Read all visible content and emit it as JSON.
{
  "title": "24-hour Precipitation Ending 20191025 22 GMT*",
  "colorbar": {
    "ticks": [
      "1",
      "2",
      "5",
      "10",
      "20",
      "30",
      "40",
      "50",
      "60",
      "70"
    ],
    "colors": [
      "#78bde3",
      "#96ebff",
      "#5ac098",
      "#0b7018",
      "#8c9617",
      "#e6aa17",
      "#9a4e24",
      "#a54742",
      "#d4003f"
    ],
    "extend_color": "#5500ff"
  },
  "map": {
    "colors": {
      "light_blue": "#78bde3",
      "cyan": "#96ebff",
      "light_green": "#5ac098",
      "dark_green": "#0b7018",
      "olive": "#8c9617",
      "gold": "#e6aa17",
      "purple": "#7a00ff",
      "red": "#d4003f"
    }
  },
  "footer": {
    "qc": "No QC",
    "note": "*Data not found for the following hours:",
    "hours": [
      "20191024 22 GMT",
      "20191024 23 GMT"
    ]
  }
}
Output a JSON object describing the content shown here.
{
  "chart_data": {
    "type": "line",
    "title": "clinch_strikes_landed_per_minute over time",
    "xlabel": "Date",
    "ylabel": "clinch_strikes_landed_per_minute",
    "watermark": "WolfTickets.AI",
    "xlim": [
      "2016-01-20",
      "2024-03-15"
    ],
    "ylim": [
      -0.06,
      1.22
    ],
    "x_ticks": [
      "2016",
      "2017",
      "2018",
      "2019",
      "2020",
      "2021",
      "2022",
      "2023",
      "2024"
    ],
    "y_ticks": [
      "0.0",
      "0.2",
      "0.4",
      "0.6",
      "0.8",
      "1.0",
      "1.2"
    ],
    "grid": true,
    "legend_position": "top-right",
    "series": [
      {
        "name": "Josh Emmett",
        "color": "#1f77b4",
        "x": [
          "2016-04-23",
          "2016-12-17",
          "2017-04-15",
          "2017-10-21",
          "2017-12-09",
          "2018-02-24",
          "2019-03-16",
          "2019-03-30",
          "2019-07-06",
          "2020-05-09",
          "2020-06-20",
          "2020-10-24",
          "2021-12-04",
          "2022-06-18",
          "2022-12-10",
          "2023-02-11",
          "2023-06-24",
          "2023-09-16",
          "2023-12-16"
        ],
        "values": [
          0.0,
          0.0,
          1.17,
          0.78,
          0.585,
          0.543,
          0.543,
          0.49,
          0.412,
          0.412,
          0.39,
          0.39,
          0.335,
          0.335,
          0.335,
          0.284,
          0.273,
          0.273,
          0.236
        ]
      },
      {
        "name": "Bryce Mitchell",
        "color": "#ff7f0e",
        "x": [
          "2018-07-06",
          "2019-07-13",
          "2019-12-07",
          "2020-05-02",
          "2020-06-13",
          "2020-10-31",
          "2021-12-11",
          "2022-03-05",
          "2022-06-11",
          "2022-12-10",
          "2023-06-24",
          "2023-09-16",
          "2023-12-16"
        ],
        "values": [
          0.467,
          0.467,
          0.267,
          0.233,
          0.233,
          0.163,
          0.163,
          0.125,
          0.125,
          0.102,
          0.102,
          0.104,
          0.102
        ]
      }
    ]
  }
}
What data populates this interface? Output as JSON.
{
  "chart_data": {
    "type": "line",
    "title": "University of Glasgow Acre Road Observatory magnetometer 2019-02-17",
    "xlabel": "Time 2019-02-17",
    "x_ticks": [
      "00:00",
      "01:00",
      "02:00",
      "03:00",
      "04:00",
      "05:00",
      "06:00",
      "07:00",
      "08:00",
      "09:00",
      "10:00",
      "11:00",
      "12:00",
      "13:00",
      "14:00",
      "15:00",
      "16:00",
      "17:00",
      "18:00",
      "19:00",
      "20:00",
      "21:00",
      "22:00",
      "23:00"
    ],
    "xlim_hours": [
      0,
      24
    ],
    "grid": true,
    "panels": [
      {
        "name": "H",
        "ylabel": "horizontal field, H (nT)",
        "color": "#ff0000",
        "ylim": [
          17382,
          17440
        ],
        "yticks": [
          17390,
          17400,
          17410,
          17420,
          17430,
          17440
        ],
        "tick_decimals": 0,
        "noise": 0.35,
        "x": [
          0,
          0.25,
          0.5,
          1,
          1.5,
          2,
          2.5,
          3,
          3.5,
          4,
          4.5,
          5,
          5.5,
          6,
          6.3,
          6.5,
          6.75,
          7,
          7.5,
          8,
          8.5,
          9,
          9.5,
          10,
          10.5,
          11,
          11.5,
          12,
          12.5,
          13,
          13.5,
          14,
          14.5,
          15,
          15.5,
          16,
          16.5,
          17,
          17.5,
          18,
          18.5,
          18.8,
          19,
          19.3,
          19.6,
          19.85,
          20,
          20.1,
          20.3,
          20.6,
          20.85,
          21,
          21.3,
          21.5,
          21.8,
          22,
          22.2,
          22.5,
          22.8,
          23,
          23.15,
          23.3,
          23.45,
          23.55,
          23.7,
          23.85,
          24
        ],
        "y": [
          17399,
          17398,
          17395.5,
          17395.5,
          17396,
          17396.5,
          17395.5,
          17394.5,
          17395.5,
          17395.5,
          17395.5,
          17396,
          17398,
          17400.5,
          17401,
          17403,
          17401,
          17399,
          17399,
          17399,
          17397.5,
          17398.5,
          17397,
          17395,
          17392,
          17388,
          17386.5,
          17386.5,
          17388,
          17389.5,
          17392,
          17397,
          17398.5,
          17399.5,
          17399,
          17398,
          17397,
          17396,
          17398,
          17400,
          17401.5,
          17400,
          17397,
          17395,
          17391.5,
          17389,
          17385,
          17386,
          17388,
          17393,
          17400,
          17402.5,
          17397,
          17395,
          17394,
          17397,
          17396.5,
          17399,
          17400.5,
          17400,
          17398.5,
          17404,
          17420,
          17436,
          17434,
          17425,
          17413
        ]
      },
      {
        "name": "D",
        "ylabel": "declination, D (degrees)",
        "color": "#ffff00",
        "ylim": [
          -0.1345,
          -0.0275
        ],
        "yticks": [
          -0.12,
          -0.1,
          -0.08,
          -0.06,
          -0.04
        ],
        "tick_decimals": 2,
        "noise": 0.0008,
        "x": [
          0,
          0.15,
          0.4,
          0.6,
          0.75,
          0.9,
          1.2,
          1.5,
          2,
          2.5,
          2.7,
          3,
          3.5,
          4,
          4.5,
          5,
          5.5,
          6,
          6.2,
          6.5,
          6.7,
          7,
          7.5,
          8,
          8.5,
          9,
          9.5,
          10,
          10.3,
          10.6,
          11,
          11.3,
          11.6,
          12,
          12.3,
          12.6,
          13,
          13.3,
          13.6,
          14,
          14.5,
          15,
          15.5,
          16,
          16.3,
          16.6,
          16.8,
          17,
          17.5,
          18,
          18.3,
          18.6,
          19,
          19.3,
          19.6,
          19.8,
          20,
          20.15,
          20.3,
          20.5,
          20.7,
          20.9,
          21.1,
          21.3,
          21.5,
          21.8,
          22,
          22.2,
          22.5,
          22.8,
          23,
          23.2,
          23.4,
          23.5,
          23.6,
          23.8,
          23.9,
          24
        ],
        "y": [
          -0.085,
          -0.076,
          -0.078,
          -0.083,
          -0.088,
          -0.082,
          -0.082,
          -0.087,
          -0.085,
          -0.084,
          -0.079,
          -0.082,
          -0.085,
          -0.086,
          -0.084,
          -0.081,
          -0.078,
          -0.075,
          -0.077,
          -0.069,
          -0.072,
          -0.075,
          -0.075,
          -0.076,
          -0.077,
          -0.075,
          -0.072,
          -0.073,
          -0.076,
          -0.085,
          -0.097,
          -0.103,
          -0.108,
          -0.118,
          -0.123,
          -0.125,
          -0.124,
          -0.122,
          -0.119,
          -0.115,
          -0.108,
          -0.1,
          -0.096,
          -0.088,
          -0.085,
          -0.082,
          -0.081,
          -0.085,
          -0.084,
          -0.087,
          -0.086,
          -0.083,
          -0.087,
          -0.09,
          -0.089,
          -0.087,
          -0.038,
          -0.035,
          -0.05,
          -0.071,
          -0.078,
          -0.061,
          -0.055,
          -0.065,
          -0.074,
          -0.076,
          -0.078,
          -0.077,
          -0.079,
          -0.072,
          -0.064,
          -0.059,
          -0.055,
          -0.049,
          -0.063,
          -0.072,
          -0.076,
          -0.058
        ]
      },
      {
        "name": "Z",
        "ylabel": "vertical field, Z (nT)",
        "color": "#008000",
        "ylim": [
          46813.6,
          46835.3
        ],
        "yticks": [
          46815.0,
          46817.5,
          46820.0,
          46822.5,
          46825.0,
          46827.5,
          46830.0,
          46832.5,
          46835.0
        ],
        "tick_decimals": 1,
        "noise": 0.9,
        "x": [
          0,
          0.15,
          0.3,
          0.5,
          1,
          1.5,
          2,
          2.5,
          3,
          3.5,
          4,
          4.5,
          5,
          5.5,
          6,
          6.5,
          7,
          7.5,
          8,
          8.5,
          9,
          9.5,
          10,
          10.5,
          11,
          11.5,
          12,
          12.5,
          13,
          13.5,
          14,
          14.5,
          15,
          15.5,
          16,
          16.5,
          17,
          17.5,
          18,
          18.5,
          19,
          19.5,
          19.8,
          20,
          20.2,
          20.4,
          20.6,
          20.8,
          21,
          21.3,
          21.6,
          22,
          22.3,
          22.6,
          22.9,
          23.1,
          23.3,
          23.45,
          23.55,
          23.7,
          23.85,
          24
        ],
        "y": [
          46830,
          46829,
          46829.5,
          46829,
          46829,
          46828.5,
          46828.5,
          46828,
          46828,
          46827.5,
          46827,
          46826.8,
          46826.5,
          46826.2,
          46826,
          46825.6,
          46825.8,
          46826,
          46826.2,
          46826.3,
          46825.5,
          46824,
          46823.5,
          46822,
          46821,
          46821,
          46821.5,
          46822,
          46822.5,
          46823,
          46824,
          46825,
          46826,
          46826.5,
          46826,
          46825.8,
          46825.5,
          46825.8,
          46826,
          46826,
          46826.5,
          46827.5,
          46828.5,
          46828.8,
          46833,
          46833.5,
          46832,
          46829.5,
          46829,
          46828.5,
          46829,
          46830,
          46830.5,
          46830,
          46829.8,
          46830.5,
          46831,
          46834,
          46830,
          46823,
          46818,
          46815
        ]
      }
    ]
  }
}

> Your objective
Look over the material above and show each line where "Output" appears.

> Final answer
Output a JSON object describing the content shown here.
What data populates this interface? Output as JSON.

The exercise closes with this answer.